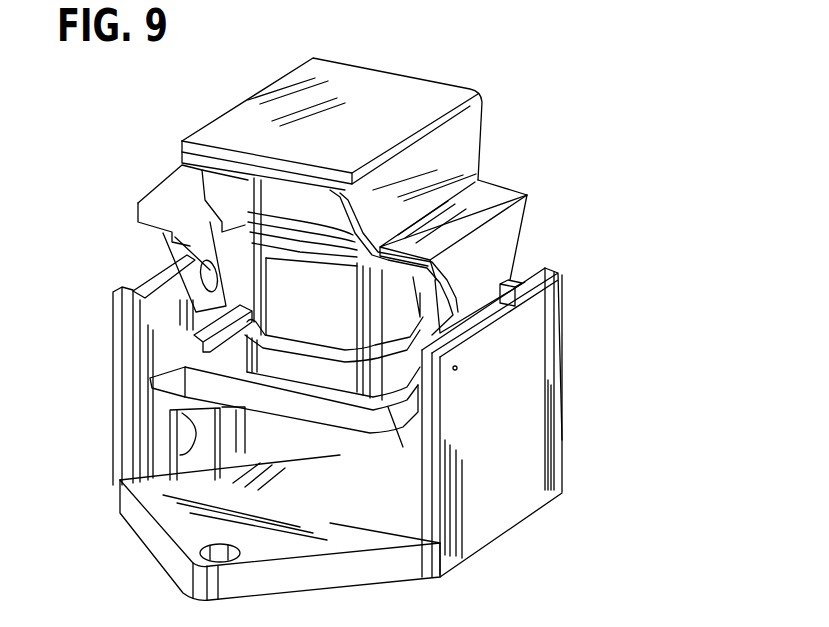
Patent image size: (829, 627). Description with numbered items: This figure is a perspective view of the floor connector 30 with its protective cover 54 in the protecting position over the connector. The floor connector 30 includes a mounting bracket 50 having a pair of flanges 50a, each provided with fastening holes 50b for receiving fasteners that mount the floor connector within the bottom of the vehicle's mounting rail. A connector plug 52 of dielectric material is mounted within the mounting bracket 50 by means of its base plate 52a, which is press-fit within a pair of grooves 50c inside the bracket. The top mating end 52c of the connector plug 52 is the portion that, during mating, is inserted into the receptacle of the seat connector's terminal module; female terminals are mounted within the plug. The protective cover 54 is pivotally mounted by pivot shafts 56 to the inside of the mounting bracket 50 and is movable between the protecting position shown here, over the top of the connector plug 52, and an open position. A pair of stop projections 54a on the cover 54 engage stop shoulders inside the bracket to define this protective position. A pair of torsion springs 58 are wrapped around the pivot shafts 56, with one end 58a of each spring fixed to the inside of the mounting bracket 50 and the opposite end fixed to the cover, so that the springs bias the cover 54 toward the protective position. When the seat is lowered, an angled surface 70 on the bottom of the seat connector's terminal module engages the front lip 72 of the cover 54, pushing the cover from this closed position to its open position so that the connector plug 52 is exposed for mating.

The floor connector 30 is at (537, 233).
The mounting bracket 50 is at (527, 410).
The flanges 50a is at (180, 532).
The fastening holes 50b is at (202, 545).
The grooves 50c is at (172, 420).
The connector plug 52 is at (273, 288).
The base plate 52a is at (388, 407).
The top mating end 52c is at (295, 177).
The protective cover 54 is at (372, 83).
The stop projections 54a is at (150, 390).
The pivot shafts 56 is at (200, 262).
The springs 58 is at (522, 285).
The end of spring 58a is at (142, 283).
The angled surface 70 is at (573, 619).
The front lip 72 is at (282, 197).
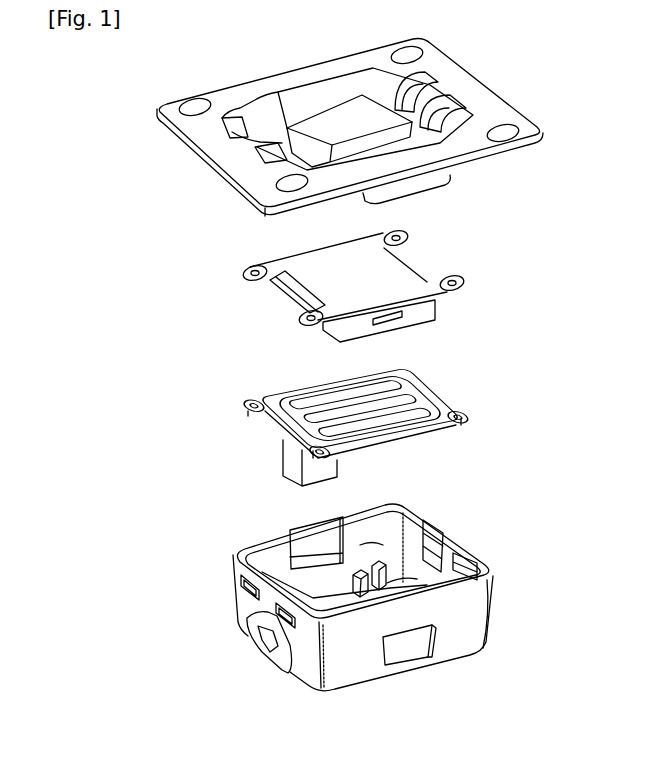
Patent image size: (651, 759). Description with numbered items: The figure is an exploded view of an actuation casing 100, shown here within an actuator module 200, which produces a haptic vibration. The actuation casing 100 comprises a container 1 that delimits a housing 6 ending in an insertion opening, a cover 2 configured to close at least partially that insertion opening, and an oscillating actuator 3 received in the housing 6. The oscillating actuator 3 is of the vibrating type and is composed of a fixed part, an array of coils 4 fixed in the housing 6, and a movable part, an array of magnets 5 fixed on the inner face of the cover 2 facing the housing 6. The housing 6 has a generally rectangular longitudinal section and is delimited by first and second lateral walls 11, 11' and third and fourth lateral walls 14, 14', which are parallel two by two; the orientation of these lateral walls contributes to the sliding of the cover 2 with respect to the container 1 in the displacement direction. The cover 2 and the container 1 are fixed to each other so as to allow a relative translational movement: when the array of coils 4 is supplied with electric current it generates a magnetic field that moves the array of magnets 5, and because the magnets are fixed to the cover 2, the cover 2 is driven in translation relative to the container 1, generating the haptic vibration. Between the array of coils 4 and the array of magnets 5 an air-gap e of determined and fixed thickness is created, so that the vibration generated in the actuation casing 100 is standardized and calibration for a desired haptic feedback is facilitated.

The container 1 is at (338, 583).
The cover 2 is at (194, 174).
The oscillating actuator 3 is at (480, 228).
The array of coils 4 is at (235, 396).
The array of magnets 5 is at (250, 306).
The housing 6 is at (241, 523).
The first lateral wall 11 is at (374, 510).
The second lateral wall 11' is at (456, 641).
The third lateral wall 14 is at (476, 549).
The fourth lateral wall 14' is at (244, 624).
The actuation casing 100 is at (521, 493).
The actuator module 200 is at (116, 87).
The air-gap e is at (355, 348).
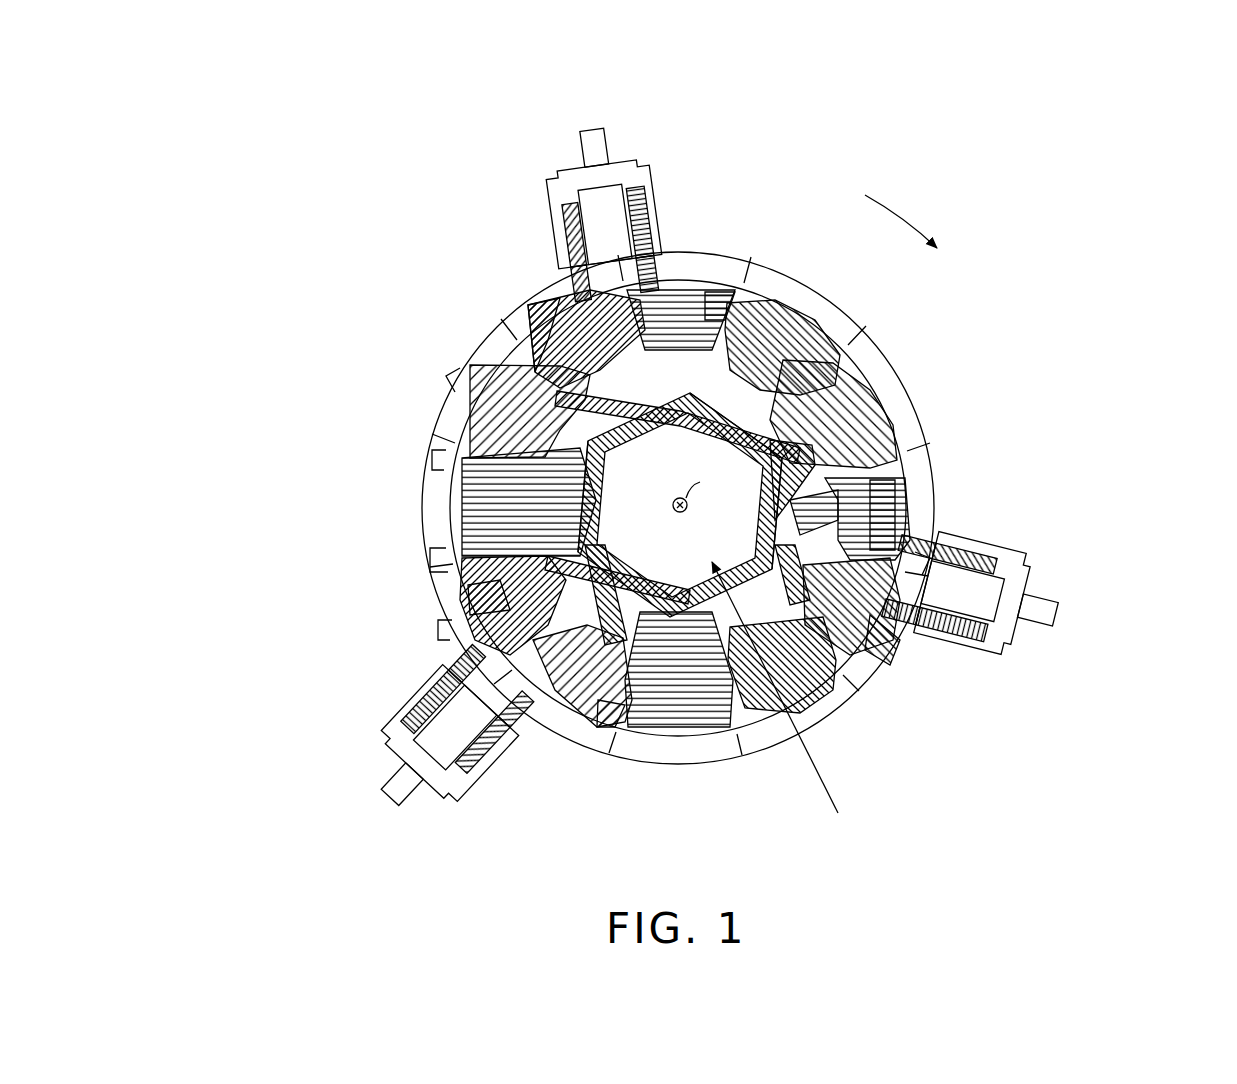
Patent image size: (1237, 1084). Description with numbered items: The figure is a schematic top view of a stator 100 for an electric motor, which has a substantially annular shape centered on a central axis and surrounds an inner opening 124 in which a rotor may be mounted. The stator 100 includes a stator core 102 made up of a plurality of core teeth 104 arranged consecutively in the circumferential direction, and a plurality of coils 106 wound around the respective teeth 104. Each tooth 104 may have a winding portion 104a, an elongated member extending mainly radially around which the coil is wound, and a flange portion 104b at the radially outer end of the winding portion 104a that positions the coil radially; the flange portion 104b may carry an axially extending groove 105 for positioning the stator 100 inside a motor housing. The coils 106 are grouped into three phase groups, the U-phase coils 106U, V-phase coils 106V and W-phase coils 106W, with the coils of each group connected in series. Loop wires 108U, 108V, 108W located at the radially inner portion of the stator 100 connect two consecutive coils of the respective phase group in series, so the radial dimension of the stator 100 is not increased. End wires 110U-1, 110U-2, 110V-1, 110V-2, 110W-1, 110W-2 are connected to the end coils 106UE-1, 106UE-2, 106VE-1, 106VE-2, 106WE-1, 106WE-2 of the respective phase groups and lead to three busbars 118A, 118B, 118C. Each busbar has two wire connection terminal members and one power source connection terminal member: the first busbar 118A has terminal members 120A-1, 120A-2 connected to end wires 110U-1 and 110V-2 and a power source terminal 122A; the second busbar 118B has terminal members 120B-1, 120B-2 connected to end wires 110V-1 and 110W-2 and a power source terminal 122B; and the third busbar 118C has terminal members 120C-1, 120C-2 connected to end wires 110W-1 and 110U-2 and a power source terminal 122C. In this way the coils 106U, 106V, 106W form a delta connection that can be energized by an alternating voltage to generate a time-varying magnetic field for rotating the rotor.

The stator 100 is at (700, 482).
The stator core 102 is at (710, 505).
The core teeth 104 is at (850, 302).
The winding portion 104a is at (455, 460).
The flange portion 104b is at (440, 560).
The groove 105 is at (452, 380).
The coils 106 is at (862, 350).
The U-phase coils 106U is at (576, 300).
The V-phase coils 106V is at (692, 297).
The W-phase coils 106W is at (790, 305).
The U-phase end coil 106UE-1 is at (530, 310).
The U-phase end coil 106UE-2 is at (470, 600).
The V-phase end coil 106VE-1 is at (895, 497).
The V-phase end coil 106VE-2 is at (717, 292).
The W-phase end coil 106WE-1 is at (612, 738).
The W-phase end coil 106WE-2 is at (905, 655).
The U-phase loop wire 108U is at (660, 582).
The V-phase loop wire 108V is at (605, 463).
The W-phase loop wire 108W is at (760, 477).
The U-phase end wire 110U-1 is at (576, 250).
The U-phase end wire 110U-2 is at (447, 678).
The V-phase end wire 110V-1 is at (990, 545).
The V-phase end wire 110V-2 is at (652, 215).
The W-phase end wire 110W-1 is at (510, 760).
The W-phase end wire 110W-2 is at (940, 630).
The first busbar 118A is at (700, 96).
The second busbar 118B is at (1106, 600).
The third busbar 118C is at (300, 746).
The wire connection terminal member 120A-1 is at (570, 200).
The wire connection terminal member 120A-2 is at (640, 162).
The wire connection terminal member 120B-1 is at (1030, 565).
The wire connection terminal member 120B-2 is at (1012, 640).
The wire connection terminal member 120C-1 is at (485, 745).
The wire connection terminal member 120C-2 is at (412, 705).
The power source connection terminal member 122A is at (580, 172).
The power source connection terminal member 122B is at (1042, 622).
The power source connection terminal member 122C is at (408, 792).
The inner opening 124 is at (722, 463).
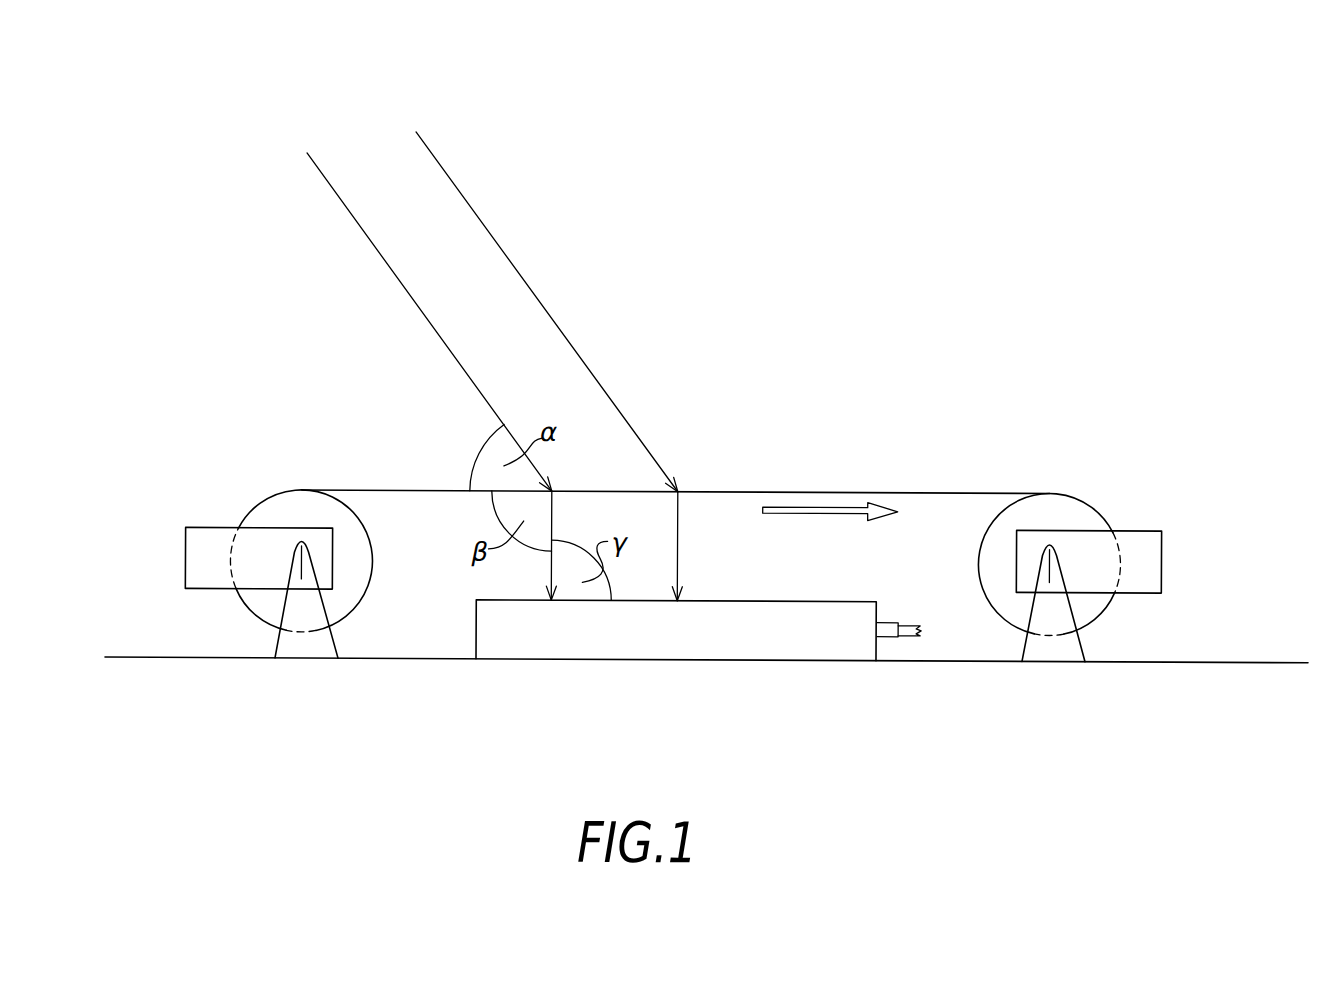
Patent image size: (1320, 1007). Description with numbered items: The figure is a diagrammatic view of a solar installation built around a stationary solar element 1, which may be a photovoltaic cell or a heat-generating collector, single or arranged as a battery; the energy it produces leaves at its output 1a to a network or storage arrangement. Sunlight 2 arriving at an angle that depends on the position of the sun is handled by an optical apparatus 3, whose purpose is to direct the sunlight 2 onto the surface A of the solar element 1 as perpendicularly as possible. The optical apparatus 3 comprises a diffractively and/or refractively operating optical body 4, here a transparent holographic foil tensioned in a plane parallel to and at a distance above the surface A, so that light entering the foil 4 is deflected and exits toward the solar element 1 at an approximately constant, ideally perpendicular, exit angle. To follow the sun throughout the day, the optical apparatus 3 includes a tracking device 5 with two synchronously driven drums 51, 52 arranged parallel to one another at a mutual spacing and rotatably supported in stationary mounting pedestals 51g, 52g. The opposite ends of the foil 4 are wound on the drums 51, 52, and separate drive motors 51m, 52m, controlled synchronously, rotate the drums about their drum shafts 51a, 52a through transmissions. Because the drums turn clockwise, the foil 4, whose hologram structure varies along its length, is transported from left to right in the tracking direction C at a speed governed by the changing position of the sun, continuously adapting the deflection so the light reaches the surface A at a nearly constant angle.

The solar element 1 is at (665, 630).
The output 1a is at (907, 633).
The sunlight 2 is at (400, 282).
The optical apparatus 3 is at (773, 357).
The optical body 4 is at (925, 489).
The tracking device 5 is at (217, 498).
The first drum 51 is at (275, 507).
The drive motor 51m is at (200, 542).
The drum shaft 51a is at (320, 560).
The mounting pedestal 51g is at (300, 640).
The second drum 52 is at (1058, 508).
The drive motor 52m is at (1142, 547).
The drum shaft 52a is at (1029, 561).
The mounting pedestal 52g is at (1053, 638).
The surface of the solar element A is at (698, 598).
The tracking direction C is at (830, 524).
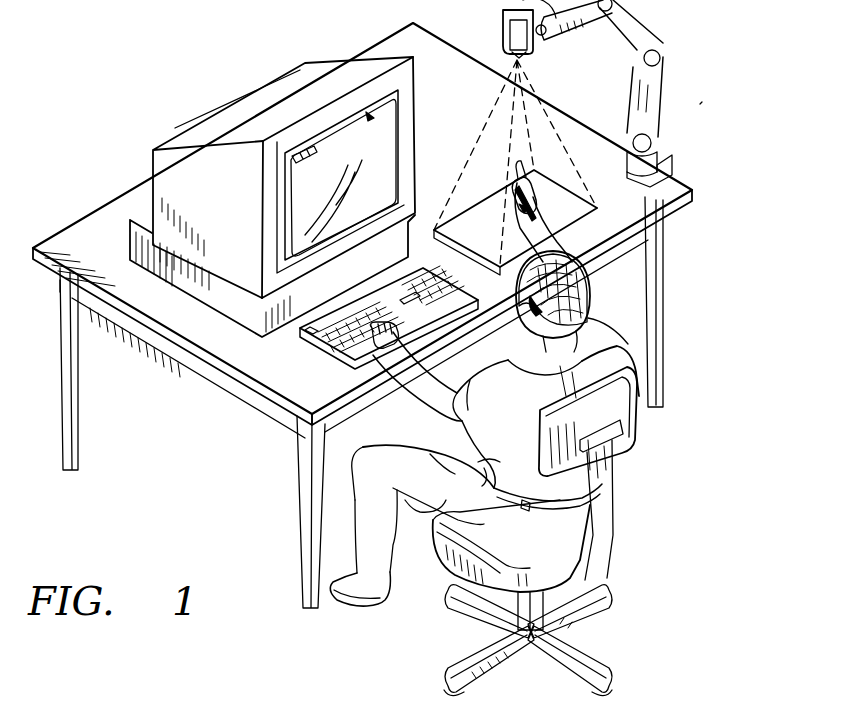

» **THE TASK**: Give the lines again, starting with the line containing "Patent image size: (651, 759)." and going on through the line containing "The fourth lateral wall 14' is at (244, 624).". Replace "haptic" with "tactile" each time it appears, and leave everything else unchanged.

» **THE RESULT**:
Patent image size: (651, 759). Description with numbered items: The figure is an exploded view of an actuation casing 100, shown here within an actuator module 200, which produces a tactile vibration. The actuation casing 100 comprises a container 1 that delimits a housing 6 ending in an insertion opening, a cover 2 configured to close at least partially that insertion opening, and an oscillating actuator 3 received in the housing 6. The oscillating actuator 3 is of the vibrating type and is composed of a fixed part, an array of coils 4 fixed in the housing 6, and a movable part, an array of magnets 5 fixed on the inner face of the cover 2 facing the housing 6. The housing 6 has a generally rectangular longitudinal section and is delimited by first and second lateral walls 11, 11' and third and fourth lateral walls 14, 14', which are parallel two by two; the orientation of these lateral walls contributes to the sliding of the cover 2 with respect to the container 1 in the displacement direction. The cover 2 and the container 1 are fixed to each other so as to allow a relative translational movement: when the array of coils 4 is supplied with electric current it generates a magnetic field that moves the array of magnets 5, and because the magnets are fixed to the cover 2, the cover 2 is driven in translation relative to the container 1, generating the tactile vibration. Between the array of coils 4 and the array of magnets 5 an air-gap e of determined and fixed thickness is created, so that the vibration generated in the actuation casing 100 is standardized and calibration for a desired tactile feedback is facilitated.

The container 1 is at (338, 583).
The cover 2 is at (194, 174).
The oscillating actuator 3 is at (480, 228).
The array of coils 4 is at (235, 396).
The array of magnets 5 is at (250, 306).
The housing 6 is at (241, 523).
The first lateral wall 11 is at (374, 510).
The second lateral wall 11' is at (456, 641).
The third lateral wall 14 is at (476, 549).
The fourth lateral wall 14' is at (244, 624).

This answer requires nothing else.